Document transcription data
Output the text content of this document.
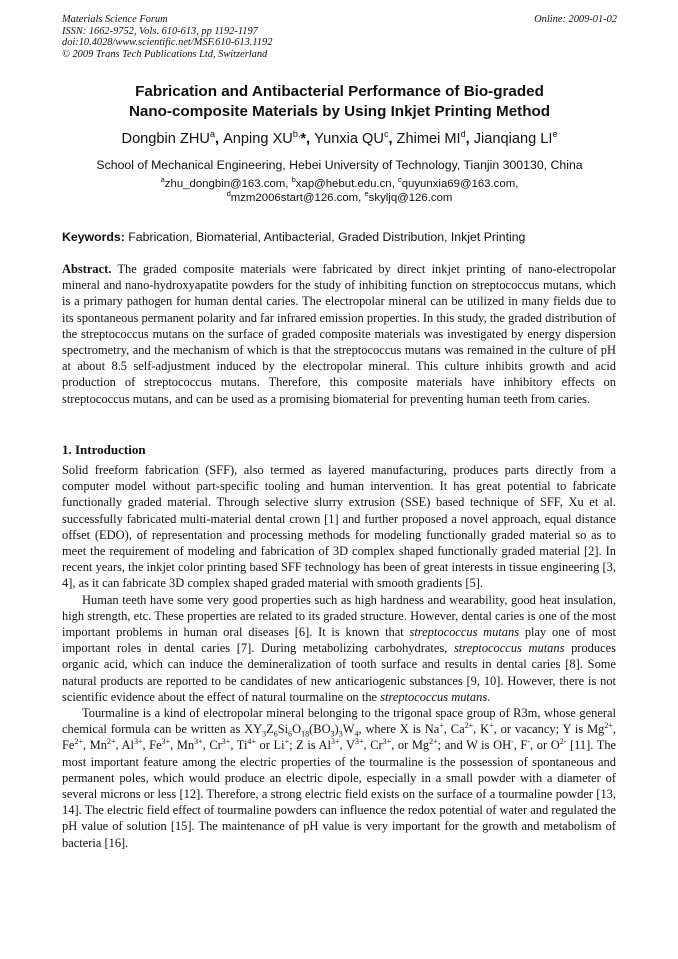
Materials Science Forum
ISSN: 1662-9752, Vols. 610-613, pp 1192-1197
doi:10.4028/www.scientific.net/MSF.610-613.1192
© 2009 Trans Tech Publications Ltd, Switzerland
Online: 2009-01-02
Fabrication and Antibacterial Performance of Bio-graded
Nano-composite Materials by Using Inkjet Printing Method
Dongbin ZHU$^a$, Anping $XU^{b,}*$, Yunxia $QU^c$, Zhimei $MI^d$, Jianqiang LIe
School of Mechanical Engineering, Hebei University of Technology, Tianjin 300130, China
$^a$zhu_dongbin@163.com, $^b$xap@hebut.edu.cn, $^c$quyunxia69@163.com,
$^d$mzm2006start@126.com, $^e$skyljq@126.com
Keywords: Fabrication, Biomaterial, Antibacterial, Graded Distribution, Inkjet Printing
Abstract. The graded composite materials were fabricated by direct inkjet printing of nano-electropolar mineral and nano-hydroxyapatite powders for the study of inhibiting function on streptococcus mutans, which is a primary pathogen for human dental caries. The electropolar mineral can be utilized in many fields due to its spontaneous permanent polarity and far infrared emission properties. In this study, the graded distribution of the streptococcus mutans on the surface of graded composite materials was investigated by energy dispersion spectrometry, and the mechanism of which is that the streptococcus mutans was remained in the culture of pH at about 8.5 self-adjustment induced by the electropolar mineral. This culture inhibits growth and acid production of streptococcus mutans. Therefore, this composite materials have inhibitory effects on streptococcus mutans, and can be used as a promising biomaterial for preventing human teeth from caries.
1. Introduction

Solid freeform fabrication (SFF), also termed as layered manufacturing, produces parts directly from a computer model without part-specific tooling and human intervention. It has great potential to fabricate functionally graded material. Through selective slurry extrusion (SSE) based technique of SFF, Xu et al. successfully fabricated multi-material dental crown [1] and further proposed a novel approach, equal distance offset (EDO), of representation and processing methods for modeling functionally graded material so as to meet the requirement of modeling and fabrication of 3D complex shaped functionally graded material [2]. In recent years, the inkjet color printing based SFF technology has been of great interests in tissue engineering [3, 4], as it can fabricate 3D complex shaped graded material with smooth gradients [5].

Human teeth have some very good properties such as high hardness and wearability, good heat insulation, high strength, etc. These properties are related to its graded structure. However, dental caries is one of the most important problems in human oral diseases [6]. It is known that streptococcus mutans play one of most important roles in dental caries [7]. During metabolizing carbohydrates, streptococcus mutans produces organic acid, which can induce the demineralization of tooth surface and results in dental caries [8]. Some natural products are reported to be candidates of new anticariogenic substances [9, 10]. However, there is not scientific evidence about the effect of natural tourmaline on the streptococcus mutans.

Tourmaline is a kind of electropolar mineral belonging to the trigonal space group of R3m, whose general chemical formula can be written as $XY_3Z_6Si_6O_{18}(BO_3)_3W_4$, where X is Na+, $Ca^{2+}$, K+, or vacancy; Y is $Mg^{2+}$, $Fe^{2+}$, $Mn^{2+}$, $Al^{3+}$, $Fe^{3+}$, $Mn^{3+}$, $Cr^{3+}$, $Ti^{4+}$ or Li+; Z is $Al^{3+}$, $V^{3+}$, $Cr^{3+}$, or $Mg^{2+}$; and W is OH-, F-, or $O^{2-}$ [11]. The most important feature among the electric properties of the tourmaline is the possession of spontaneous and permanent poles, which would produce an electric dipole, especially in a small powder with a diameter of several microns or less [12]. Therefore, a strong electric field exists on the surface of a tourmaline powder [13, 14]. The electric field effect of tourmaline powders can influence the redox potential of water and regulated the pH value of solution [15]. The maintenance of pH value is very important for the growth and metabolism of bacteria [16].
...
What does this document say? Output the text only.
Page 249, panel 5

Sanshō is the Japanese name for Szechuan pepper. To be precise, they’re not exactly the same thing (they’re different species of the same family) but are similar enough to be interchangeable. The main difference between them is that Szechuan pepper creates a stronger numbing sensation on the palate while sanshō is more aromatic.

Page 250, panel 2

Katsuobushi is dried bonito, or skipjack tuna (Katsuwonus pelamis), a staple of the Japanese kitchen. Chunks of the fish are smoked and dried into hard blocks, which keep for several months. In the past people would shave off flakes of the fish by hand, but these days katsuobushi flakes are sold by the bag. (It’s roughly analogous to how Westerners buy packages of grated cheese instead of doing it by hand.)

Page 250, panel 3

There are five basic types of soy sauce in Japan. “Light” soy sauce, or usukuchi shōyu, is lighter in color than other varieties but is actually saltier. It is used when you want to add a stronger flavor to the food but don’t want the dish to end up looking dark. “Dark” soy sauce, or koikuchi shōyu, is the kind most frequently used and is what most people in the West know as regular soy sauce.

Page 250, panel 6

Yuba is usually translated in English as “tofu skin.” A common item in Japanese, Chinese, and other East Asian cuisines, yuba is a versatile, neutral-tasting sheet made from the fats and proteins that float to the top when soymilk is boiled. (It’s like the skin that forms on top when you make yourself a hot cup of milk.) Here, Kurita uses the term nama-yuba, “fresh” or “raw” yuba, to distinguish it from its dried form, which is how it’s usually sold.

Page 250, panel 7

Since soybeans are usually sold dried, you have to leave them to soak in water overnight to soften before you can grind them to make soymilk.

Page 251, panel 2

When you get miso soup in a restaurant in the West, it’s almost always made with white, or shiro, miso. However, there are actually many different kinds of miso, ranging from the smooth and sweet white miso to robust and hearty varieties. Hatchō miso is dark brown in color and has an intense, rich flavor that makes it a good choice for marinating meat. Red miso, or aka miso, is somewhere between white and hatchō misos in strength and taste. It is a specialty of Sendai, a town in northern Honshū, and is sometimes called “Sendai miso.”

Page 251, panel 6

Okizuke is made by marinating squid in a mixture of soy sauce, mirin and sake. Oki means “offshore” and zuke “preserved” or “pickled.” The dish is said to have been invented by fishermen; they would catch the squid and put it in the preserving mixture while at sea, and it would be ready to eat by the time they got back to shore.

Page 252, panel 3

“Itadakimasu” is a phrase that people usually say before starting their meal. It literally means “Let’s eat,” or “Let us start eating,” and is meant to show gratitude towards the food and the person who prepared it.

**Aim of the task:**
Looking over the records, find each line with the word "been" and copy it.

**Written answer:**
Solid freeform fabrication (SFF), also termed as layered manufacturing, produces parts directly from a computer model without part-specific tooling and human intervention. It has great potential to fabricate functionally graded material. Through selective slurry extrusion (SSE) based technique of SFF, Xu et al. successfully fabricated multi-material dental crown [1] and further proposed a novel approach, equal distance offset (EDO), of representation and processing methods for modeling functionally graded material so as to meet the requirement of modeling and fabrication of 3D complex shaped functionally graded material [2]. In recent years, the inkjet color printing based SFF technology has been of great interests in tissue engineering [3, 4], as it can fabricate 3D complex shaped graded material with smooth gradients [5].
Okizuke is made by marinating squid in a mixture of soy sauce, mirin and sake. Oki means “offshore” and zuke “preserved” or “pickled.” The dish is said to have been invented by fishermen; they would catch the squid and put it in the preserving mixture while at sea, and it would be ready to eat by the time they got back to shore.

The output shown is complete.